Render every entry exactly as it appears.
-- start --
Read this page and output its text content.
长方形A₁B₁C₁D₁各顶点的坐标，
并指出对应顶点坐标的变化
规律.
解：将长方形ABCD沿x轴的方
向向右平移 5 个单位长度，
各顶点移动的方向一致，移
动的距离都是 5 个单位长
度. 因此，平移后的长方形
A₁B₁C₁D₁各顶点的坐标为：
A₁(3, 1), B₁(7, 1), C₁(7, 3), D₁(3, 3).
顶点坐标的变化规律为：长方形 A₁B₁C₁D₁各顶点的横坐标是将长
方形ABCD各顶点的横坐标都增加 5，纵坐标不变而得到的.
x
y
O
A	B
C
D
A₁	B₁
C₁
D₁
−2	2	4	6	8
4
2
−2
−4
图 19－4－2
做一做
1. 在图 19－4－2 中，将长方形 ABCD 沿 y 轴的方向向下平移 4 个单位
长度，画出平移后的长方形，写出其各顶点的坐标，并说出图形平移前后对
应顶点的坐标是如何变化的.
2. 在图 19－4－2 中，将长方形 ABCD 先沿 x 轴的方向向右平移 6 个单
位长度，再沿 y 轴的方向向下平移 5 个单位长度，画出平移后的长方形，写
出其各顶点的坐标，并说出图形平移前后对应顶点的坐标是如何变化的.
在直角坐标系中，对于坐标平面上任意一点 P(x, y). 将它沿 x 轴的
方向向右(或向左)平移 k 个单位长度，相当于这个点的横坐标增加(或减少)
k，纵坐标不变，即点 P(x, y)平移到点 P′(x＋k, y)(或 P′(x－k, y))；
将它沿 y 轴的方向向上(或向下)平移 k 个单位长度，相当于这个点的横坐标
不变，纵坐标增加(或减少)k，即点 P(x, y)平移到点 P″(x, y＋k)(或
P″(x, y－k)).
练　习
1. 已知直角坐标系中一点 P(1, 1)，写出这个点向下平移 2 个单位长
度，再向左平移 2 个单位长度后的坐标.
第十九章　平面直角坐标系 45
-- end --
### Output:
Read this page and output its text content.
长方形A₁B₁C₁D₁各顶点的坐标，
并指出对应顶点坐标的变化
规律.
解：将长方形ABCD沿x轴的方
向向右平移 5 个单位长度，
各顶点移动的方向一致，移
动的距离都是 5 个单位长
度. 因此，平移后的长方形
A₁B₁C₁D₁各顶点的坐标为：
A₁(3, 1), B₁(7, 1), C₁(7, 3), D₁(3, 3).
顶点坐标的变化规律为：长方形 A₁B₁C₁D₁各顶点的横坐标是将长
方形ABCD各顶点的横坐标都增加 5，纵坐标不变而得到的.
x
y
O
A	B
C
D
A₁	B₁
C₁
D₁
−2	2	4	6	8
4
2
−2
−4
图 19－4－2
做一做
1. 在图 19－4－2 中，将长方形 ABCD 沿 y 轴的方向向下平移 4 个单位
长度，画出平移后的长方形，写出其各顶点的坐标，并说出图形平移前后对
应顶点的坐标是如何变化的.
2. 在图 19－4－2 中，将长方形 ABCD 先沿 x 轴的方向向右平移 6 个单
位长度，再沿 y 轴的方向向下平移 5 个单位长度，画出平移后的长方形，写
出其各顶点的坐标，并说出图形平移前后对应顶点的坐标是如何变化的.
在直角坐标系中，对于坐标平面上任意一点 P(x, y). 将它沿 x 轴的
方向向右(或向左)平移 k 个单位长度，相当于这个点的横坐标增加(或减少)
k，纵坐标不变，即点 P(x, y)平移到点 P′(x＋k, y)(或 P′(x－k, y))；
将它沿 y 轴的方向向上(或向下)平移 k 个单位长度，相当于这个点的横坐标
不变，纵坐标增加(或减少)k，即点 P(x, y)平移到点 P″(x, y＋k)(或
P″(x, y－k)).
练　习
1. 已知直角坐标系中一点 P(1, 1)，写出这个点向下平移 2 个单位长
度，再向左平移 2 个单位长度后的坐标.
第十九章　平面直角坐标系 45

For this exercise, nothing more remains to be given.